=== WORK REQUIRED ===
Find and copy the lines in the records beneath this task that contain the word "review".

[Page text dataset records]
*****

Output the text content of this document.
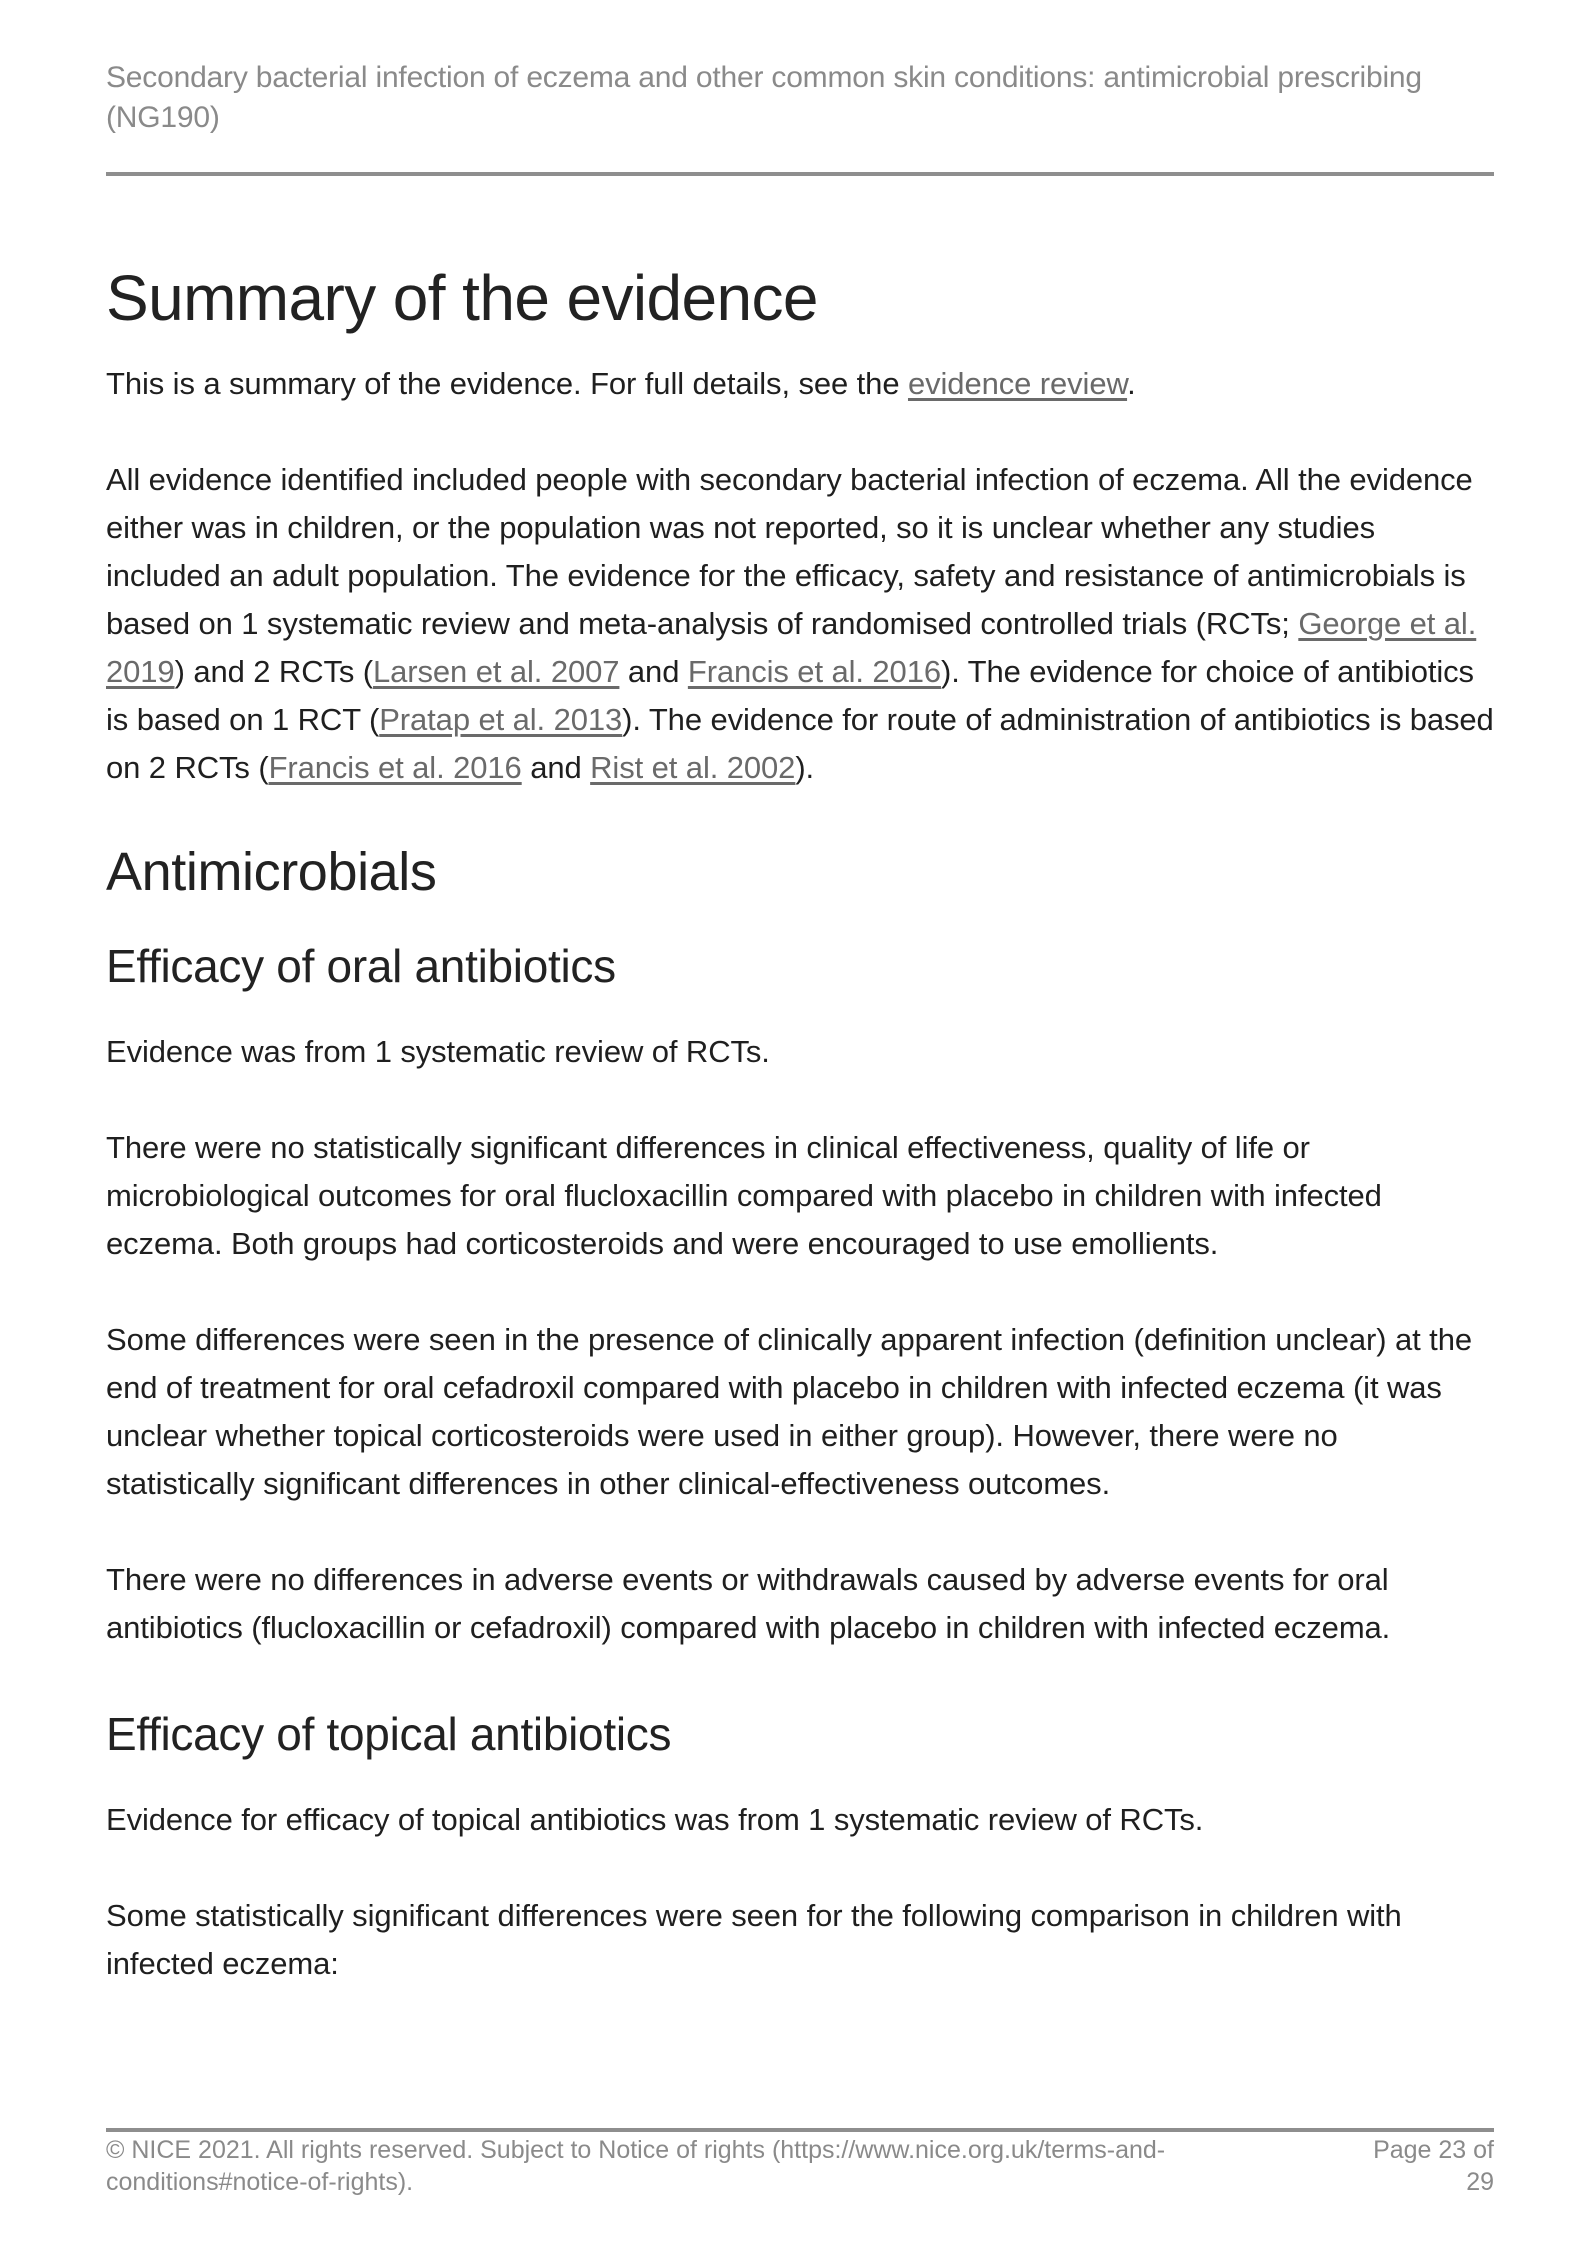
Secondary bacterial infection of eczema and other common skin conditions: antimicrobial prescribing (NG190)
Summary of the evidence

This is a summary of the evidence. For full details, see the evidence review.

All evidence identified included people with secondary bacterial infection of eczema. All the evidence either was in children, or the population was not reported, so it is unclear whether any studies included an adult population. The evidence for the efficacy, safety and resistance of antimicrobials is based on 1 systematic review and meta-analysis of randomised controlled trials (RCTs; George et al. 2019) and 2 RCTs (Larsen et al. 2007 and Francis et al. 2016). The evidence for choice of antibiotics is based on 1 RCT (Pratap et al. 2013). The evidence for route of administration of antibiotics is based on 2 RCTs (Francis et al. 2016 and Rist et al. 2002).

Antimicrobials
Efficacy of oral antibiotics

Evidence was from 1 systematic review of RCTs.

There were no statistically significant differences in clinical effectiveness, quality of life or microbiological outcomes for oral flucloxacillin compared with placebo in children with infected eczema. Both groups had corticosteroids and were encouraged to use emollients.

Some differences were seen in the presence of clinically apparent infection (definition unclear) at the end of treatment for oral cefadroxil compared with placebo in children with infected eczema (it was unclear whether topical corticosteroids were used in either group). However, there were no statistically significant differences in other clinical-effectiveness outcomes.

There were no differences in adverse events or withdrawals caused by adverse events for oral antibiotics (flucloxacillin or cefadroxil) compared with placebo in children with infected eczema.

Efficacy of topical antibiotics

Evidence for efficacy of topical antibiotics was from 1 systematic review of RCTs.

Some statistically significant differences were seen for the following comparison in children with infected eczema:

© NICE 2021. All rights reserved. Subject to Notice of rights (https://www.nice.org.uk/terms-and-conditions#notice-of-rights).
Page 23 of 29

*****

=== EXERCISE RESULT ===
This is a summary of the evidence. For full details, see the evidence review.
All evidence identified included people with secondary bacterial infection of eczema. All the evidence either was in children, or the population was not reported, so it is unclear whether any studies included an adult population. The evidence for the efficacy, safety and resistance of antimicrobials is based on 1 systematic review and meta-analysis of randomised controlled trials (RCTs; George et al. 2019) and 2 RCTs (Larsen et al. 2007 and Francis et al. 2016). The evidence for choice of antibiotics is based on 1 RCT (Pratap et al. 2013). The evidence for route of administration of antibiotics is based on 2 RCTs (Francis et al. 2016 and Rist et al. 2002).
Evidence was from 1 systematic review of RCTs.
Evidence for efficacy of topical antibiotics was from 1 systematic review of RCTs.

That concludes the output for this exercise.